■ **Records excerpted from a collection**
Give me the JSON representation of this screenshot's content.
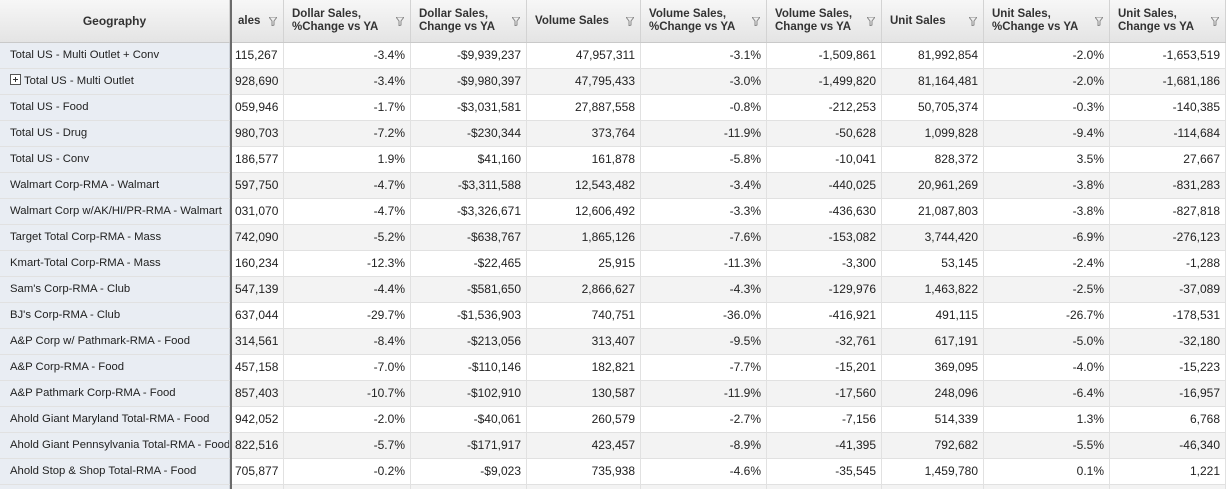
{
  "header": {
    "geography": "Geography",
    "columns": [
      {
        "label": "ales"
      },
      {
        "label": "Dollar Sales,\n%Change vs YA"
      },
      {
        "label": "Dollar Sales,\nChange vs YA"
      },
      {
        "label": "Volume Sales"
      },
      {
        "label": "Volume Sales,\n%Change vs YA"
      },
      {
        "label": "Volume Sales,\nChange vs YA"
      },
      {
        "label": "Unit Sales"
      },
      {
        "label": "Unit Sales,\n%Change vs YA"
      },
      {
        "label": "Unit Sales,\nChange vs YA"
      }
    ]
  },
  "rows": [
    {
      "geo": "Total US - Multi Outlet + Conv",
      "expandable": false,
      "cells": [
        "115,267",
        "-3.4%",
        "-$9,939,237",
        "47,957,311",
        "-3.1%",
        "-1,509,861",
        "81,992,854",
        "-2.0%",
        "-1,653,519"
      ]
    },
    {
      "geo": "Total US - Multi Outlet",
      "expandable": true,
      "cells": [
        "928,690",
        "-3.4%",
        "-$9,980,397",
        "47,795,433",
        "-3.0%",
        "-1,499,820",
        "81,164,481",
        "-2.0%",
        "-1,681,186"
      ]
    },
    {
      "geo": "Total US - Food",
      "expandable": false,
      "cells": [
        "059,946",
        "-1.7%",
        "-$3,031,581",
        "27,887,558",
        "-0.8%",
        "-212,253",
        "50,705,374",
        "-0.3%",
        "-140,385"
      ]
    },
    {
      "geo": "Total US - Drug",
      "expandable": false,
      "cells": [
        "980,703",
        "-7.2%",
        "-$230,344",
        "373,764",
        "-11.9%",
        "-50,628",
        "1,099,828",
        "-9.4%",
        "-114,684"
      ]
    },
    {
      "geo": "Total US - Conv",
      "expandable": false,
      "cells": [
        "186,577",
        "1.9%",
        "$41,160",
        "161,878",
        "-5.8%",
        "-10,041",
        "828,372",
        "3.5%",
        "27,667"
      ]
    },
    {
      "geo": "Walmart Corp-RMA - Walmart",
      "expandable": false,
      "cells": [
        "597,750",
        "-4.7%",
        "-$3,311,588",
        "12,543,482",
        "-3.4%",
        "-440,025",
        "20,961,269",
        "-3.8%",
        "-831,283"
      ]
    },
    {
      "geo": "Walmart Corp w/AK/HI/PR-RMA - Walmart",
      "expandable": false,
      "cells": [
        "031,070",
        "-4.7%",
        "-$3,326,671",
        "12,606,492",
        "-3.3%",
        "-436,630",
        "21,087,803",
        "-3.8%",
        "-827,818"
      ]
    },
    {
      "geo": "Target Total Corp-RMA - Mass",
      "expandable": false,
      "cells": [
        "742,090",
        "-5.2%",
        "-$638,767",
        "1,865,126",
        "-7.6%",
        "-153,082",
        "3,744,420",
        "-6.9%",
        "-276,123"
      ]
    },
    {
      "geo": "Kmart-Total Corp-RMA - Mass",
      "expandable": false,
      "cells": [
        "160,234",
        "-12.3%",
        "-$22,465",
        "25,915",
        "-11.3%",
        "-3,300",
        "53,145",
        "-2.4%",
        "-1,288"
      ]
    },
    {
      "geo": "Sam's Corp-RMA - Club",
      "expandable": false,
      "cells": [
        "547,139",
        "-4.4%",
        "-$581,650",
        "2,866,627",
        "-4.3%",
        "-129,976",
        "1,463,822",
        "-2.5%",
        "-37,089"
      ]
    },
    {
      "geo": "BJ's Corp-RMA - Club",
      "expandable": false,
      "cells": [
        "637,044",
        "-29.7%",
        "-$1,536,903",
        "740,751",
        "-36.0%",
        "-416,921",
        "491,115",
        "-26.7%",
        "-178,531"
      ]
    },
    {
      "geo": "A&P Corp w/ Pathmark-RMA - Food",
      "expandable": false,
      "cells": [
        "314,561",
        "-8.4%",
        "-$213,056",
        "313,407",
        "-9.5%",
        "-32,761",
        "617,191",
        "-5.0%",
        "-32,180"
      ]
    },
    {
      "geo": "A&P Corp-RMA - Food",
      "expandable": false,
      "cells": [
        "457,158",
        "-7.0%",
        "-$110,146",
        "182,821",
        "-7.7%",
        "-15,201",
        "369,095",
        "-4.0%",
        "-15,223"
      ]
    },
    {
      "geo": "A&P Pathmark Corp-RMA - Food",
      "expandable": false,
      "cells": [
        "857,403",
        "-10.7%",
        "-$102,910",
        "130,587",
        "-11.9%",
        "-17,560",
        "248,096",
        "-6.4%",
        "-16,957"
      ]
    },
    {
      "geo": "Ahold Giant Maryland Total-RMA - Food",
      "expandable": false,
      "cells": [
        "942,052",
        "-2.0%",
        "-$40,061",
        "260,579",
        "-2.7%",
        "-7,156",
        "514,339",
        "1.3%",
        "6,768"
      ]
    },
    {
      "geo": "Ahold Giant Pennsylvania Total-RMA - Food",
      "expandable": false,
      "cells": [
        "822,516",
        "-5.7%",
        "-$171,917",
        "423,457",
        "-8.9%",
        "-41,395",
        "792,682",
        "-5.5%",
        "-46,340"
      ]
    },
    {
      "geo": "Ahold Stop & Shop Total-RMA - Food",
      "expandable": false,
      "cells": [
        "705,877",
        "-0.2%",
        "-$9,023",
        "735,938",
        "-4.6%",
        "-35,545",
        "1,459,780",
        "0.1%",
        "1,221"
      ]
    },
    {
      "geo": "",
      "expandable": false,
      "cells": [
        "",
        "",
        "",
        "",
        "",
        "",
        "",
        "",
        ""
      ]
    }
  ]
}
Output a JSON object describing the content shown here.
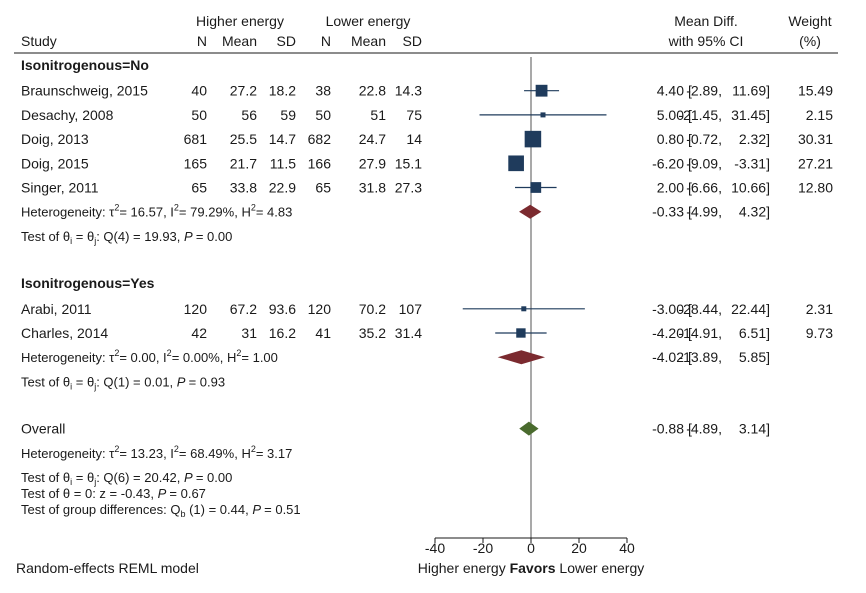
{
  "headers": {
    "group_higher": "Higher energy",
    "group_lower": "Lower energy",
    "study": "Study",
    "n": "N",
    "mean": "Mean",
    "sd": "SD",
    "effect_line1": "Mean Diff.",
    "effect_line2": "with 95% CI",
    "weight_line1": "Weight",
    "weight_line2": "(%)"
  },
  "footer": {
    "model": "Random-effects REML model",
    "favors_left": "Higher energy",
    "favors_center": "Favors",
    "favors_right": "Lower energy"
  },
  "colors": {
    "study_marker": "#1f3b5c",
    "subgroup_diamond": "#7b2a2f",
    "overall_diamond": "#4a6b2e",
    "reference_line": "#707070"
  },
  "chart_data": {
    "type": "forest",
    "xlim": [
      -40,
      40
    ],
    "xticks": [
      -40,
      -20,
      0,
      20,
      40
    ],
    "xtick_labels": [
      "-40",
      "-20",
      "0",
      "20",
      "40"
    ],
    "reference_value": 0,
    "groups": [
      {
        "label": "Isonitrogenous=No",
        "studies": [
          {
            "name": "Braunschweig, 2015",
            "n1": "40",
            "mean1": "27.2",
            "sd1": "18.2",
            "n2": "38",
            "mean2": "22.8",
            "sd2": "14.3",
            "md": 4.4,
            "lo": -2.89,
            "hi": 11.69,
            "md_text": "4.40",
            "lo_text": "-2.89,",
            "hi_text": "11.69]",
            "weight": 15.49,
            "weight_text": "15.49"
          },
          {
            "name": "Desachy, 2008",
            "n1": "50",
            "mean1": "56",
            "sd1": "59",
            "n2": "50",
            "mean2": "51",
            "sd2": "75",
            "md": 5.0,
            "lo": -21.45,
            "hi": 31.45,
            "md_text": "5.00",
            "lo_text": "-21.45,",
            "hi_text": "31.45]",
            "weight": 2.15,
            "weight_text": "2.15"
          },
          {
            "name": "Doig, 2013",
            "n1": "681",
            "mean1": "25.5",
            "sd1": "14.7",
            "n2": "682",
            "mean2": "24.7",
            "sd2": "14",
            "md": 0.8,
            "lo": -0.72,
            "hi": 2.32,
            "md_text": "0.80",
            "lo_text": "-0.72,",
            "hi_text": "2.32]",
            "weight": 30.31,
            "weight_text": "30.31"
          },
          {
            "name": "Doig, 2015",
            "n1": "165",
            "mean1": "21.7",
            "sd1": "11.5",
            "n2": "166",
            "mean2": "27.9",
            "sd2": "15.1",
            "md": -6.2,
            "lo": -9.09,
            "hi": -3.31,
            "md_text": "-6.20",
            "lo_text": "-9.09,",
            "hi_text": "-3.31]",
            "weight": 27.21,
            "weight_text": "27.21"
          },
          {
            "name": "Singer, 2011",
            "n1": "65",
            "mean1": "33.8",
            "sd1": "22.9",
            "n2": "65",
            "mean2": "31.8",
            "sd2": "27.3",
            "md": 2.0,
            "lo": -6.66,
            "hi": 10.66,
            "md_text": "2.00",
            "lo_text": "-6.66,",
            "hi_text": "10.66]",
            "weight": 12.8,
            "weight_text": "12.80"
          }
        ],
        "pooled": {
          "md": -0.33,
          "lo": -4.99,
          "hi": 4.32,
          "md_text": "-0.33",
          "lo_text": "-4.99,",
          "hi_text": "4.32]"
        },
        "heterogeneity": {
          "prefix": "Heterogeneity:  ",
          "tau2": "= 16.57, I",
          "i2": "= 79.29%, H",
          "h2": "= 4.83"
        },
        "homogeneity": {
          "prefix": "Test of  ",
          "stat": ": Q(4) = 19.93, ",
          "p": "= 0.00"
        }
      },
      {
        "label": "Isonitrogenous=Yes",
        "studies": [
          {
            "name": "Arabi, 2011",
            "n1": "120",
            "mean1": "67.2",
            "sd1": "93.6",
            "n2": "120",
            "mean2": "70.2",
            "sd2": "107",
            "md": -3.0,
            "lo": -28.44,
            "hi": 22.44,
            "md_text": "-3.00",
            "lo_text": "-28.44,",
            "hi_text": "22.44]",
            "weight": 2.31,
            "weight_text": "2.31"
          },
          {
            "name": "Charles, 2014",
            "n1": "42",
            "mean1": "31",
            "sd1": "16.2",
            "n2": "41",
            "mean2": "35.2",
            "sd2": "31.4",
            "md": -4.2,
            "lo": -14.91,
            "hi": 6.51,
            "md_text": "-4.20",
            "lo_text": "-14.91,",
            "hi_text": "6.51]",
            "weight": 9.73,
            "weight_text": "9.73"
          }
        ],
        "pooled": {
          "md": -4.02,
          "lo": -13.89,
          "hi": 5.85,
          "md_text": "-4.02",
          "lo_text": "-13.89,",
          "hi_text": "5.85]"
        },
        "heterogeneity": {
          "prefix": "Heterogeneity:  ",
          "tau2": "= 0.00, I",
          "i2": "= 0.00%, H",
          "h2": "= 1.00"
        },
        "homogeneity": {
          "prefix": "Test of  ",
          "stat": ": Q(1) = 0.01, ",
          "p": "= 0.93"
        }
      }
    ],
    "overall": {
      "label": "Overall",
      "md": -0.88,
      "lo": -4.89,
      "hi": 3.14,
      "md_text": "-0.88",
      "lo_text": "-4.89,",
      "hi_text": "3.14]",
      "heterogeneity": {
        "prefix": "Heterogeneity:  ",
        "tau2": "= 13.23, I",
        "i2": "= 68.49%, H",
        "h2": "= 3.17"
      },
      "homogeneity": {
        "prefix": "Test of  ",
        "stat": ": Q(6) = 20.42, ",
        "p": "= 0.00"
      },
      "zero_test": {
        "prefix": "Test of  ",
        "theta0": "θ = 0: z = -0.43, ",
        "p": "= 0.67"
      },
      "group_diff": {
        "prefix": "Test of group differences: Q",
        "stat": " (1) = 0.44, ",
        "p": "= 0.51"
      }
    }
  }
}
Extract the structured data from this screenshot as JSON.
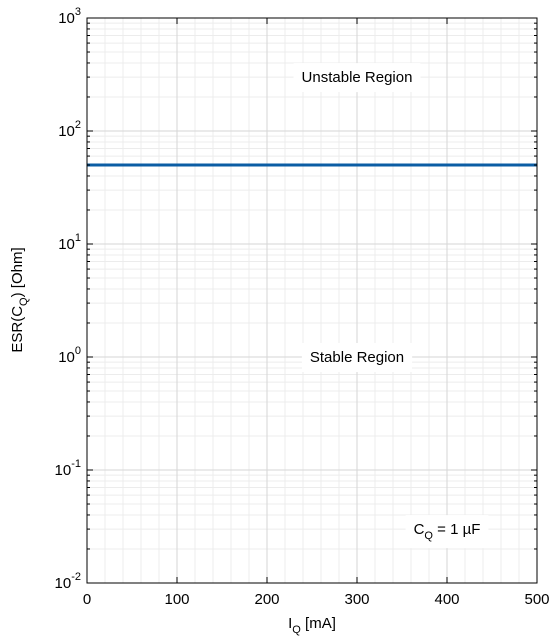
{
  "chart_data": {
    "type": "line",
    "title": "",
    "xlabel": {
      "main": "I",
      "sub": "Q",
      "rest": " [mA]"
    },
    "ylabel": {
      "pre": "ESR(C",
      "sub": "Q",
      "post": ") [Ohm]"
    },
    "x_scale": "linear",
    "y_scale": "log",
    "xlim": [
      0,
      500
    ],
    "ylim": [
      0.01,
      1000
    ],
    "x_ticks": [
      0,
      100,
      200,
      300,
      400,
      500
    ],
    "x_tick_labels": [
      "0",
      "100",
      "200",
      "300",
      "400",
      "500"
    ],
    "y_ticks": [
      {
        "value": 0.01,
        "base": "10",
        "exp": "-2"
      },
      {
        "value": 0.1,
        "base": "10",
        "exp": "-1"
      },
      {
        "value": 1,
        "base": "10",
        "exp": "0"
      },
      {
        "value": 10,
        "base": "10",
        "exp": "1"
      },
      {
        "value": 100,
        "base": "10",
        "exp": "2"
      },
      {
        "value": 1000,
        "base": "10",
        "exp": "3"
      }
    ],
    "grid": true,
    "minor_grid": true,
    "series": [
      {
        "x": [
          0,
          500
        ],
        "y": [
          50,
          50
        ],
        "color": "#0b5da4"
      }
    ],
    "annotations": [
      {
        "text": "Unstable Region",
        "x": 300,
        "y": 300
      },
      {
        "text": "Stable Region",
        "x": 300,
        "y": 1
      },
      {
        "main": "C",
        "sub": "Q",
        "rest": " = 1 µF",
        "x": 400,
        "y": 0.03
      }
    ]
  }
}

■ **EXERCISE DETAILS**
Leaving out every picture, extract verbatim the lines from the one containing "Extract the structured" through the last line of the listing, inclusive.

■ **COMPLETE RESPONSE**
Extract the structured data from this screenshot as JSON.
{
  "chart_data": {
    "type": "line",
    "title": "",
    "xlabel": {
      "main": "I",
      "sub": "Q",
      "rest": " [mA]"
    },
    "ylabel": {
      "pre": "ESR(C",
      "sub": "Q",
      "post": ") [Ohm]"
    },
    "x_scale": "linear",
    "y_scale": "log",
    "xlim": [
      0,
      500
    ],
    "ylim": [
      0.01,
      1000
    ],
    "x_ticks": [
      0,
      100,
      200,
      300,
      400,
      500
    ],
    "x_tick_labels": [
      "0",
      "100",
      "200",
      "300",
      "400",
      "500"
    ],
    "y_ticks": [
      {
        "value": 0.01,
        "base": "10",
        "exp": "-2"
      },
      {
        "value": 0.1,
        "base": "10",
        "exp": "-1"
      },
      {
        "value": 1,
        "base": "10",
        "exp": "0"
      },
      {
        "value": 10,
        "base": "10",
        "exp": "1"
      },
      {
        "value": 100,
        "base": "10",
        "exp": "2"
      },
      {
        "value": 1000,
        "base": "10",
        "exp": "3"
      }
    ],
    "grid": true,
    "minor_grid": true,
    "series": [
      {
        "x": [
          0,
          500
        ],
        "y": [
          50,
          50
        ],
        "color": "#0b5da4"
      }
    ],
    "annotations": [
      {
        "text": "Unstable Region",
        "x": 300,
        "y": 300
      },
      {
        "text": "Stable Region",
        "x": 300,
        "y": 1
      },
      {
        "main": "C",
        "sub": "Q",
        "rest": " = 1 µF",
        "x": 400,
        "y": 0.03
      }
    ]
  }
}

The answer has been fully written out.